(Records)
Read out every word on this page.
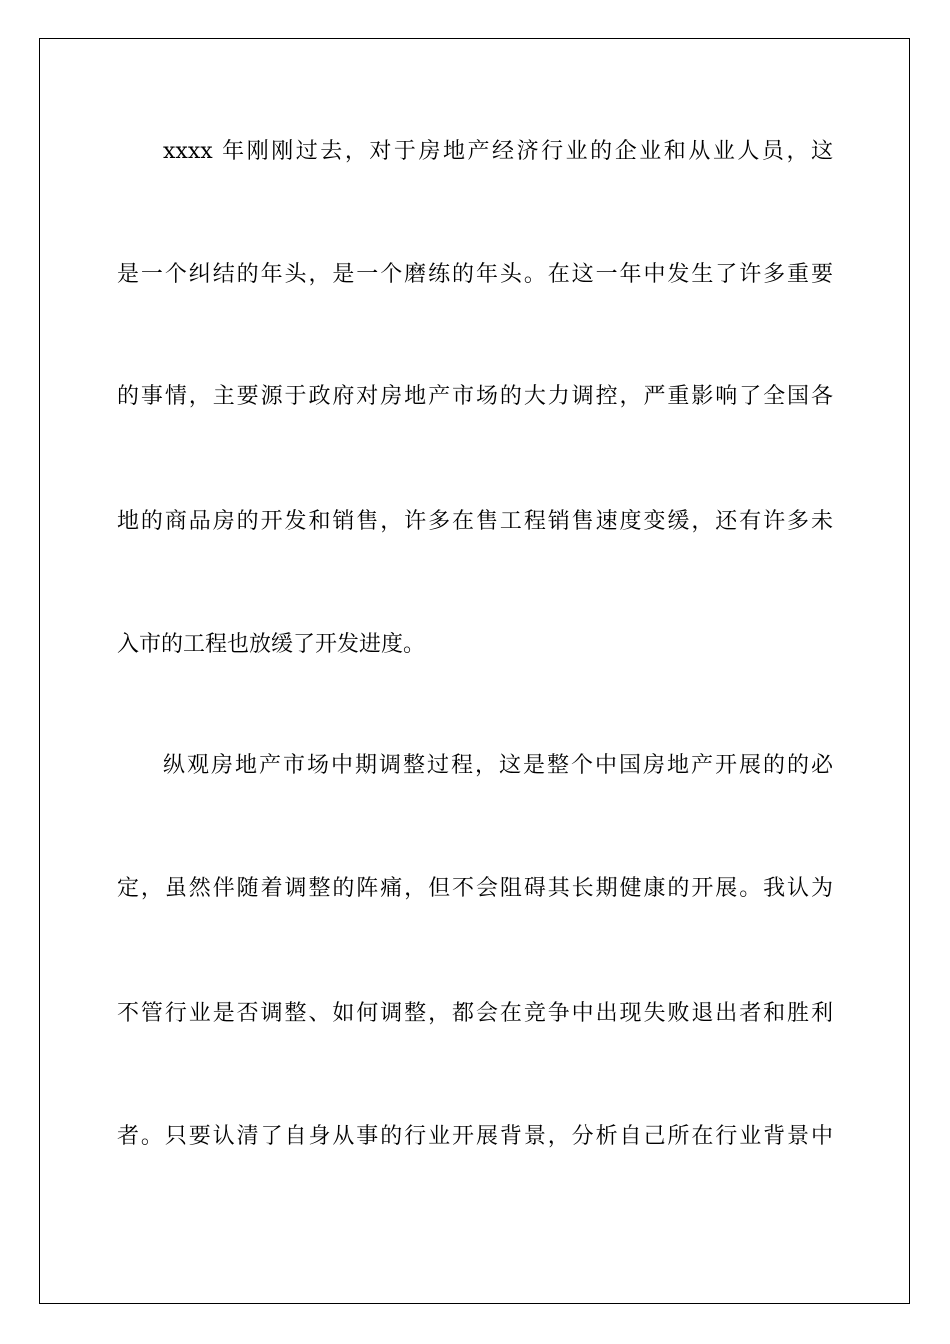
xxxx 年刚刚过去，对于房地产经济行业的企业和从业人员，这

是一个纠结的年头，是一个磨练的年头。在这一年中发生了许多重要

的事情，主要源于政府对房地产市场的大力调控，严重影响了全国各

地的商品房的开发和销售，许多在售工程销售速度变缓，还有许多未

入市的工程也放缓了开发进度。

纵观房地产市场中期调整过程，这是整个中国房地产开展的的必

定，虽然伴随着调整的阵痛，但不会阻碍其长期健康的开展。我认为

不管行业是否调整、如何调整，都会在竞争中出现失败退出者和胜利

者。只要认清了自身从事的行业开展背景，分析自己所在行业背景中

◆ Task goal
Restate the whole listing above exactly, except for its images.

◆ Exercise answer
Read out every word on this page.
xxxx 年刚刚过去，对于房地产经济行业的企业和从业人员，这

是一个纠结的年头，是一个磨练的年头。在这一年中发生了许多重要

的事情，主要源于政府对房地产市场的大力调控，严重影响了全国各

地的商品房的开发和销售，许多在售工程销售速度变缓，还有许多未

入市的工程也放缓了开发进度。

纵观房地产市场中期调整过程，这是整个中国房地产开展的的必

定，虽然伴随着调整的阵痛，但不会阻碍其长期健康的开展。我认为

不管行业是否调整、如何调整，都会在竞争中出现失败退出者和胜利

者。只要认清了自身从事的行业开展背景，分析自己所在行业背景中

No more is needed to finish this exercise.